## Directive
Reproduce the listing below in its entirety. Change nothing.

## Rows
## start

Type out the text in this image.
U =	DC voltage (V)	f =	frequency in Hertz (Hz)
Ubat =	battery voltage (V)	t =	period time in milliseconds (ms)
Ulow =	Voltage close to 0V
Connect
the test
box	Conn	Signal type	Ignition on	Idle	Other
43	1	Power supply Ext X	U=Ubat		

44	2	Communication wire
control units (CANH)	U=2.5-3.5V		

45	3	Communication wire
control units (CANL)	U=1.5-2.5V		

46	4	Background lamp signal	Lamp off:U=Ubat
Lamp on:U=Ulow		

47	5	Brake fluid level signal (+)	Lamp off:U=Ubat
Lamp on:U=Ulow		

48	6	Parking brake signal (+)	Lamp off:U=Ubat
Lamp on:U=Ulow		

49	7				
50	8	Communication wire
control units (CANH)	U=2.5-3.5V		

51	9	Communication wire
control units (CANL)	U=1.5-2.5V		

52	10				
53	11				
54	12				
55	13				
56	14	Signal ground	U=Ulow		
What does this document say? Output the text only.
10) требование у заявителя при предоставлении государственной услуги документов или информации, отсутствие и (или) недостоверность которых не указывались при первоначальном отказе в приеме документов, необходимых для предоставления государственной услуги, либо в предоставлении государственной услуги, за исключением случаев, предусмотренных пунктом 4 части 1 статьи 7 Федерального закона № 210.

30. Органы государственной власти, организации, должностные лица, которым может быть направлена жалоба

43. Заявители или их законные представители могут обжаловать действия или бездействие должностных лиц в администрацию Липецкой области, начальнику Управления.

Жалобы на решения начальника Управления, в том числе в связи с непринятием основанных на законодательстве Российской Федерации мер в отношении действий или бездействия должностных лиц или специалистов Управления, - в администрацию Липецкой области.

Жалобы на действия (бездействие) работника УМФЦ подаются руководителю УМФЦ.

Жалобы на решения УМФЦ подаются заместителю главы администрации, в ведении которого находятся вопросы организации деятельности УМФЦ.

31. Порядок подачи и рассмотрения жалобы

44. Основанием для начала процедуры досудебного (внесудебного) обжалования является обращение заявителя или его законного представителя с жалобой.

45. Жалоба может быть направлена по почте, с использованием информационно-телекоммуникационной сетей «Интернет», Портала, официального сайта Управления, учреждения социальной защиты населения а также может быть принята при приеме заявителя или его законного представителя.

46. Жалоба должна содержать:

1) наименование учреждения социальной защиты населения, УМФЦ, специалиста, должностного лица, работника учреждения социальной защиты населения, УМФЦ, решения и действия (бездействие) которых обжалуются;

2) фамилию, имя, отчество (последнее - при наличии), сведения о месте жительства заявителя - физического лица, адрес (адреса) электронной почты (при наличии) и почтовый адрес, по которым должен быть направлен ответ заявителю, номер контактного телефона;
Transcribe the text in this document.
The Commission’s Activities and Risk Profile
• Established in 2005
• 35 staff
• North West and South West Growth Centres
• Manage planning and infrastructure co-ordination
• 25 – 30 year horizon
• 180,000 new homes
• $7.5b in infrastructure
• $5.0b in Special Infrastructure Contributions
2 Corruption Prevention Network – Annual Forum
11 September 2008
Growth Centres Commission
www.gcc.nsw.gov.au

## end

## Task response
Type out the text in this image.
U =	DC voltage (V)	f =	frequency in Hertz (Hz)
Ubat =	battery voltage (V)	t =	period time in milliseconds (ms)
Ulow =	Voltage close to 0V
Connect
the test
box	Conn	Signal type	Ignition on	Idle	Other
43	1	Power supply Ext X	U=Ubat		

44	2	Communication wire
control units (CANH)	U=2.5-3.5V		

45	3	Communication wire
control units (CANL)	U=1.5-2.5V		

46	4	Background lamp signal	Lamp off:U=Ubat
Lamp on:U=Ulow		

47	5	Brake fluid level signal (+)	Lamp off:U=Ubat
Lamp on:U=Ulow		

48	6	Parking brake signal (+)	Lamp off:U=Ubat
Lamp on:U=Ulow		

49	7				
50	8	Communication wire
control units (CANH)	U=2.5-3.5V		

51	9	Communication wire
control units (CANL)	U=1.5-2.5V		

52	10				
53	11				
54	12				
55	13				
56	14	Signal ground	U=Ulow		
What does this document say? Output the text only.
10) требование у заявителя при предоставлении государственной услуги документов или информации, отсутствие и (или) недостоверность которых не указывались при первоначальном отказе в приеме документов, необходимых для предоставления государственной услуги, либо в предоставлении государственной услуги, за исключением случаев, предусмотренных пунктом 4 части 1 статьи 7 Федерального закона № 210.

30. Органы государственной власти, организации, должностные лица, которым может быть направлена жалоба

43. Заявители или их законные представители могут обжаловать действия или бездействие должностных лиц в администрацию Липецкой области, начальнику Управления.

Жалобы на решения начальника Управления, в том числе в связи с непринятием основанных на законодательстве Российской Федерации мер в отношении действий или бездействия должностных лиц или специалистов Управления, - в администрацию Липецкой области.

Жалобы на действия (бездействие) работника УМФЦ подаются руководителю УМФЦ.

Жалобы на решения УМФЦ подаются заместителю главы администрации, в ведении которого находятся вопросы организации деятельности УМФЦ.

31. Порядок подачи и рассмотрения жалобы

44. Основанием для начала процедуры досудебного (внесудебного) обжалования является обращение заявителя или его законного представителя с жалобой.

45. Жалоба может быть направлена по почте, с использованием информационно-телекоммуникационной сетей «Интернет», Портала, официального сайта Управления, учреждения социальной защиты населения а также может быть принята при приеме заявителя или его законного представителя.

46. Жалоба должна содержать:

1) наименование учреждения социальной защиты населения, УМФЦ, специалиста, должностного лица, работника учреждения социальной защиты населения, УМФЦ, решения и действия (бездействие) которых обжалуются;

2) фамилию, имя, отчество (последнее - при наличии), сведения о месте жительства заявителя - физического лица, адрес (адреса) электронной почты (при наличии) и почтовый адрес, по которым должен быть направлен ответ заявителю, номер контактного телефона;
Transcribe the text in this document.
The Commission’s Activities and Risk Profile
• Established in 2005
• 35 staff
• North West and South West Growth Centres
• Manage planning and infrastructure co-ordination
• 25 – 30 year horizon
• 180,000 new homes
• $7.5b in infrastructure
• $5.0b in Special Infrastructure Contributions
2 Corruption Prevention Network – Annual Forum
11 September 2008
Growth Centres Commission
www.gcc.nsw.gov.au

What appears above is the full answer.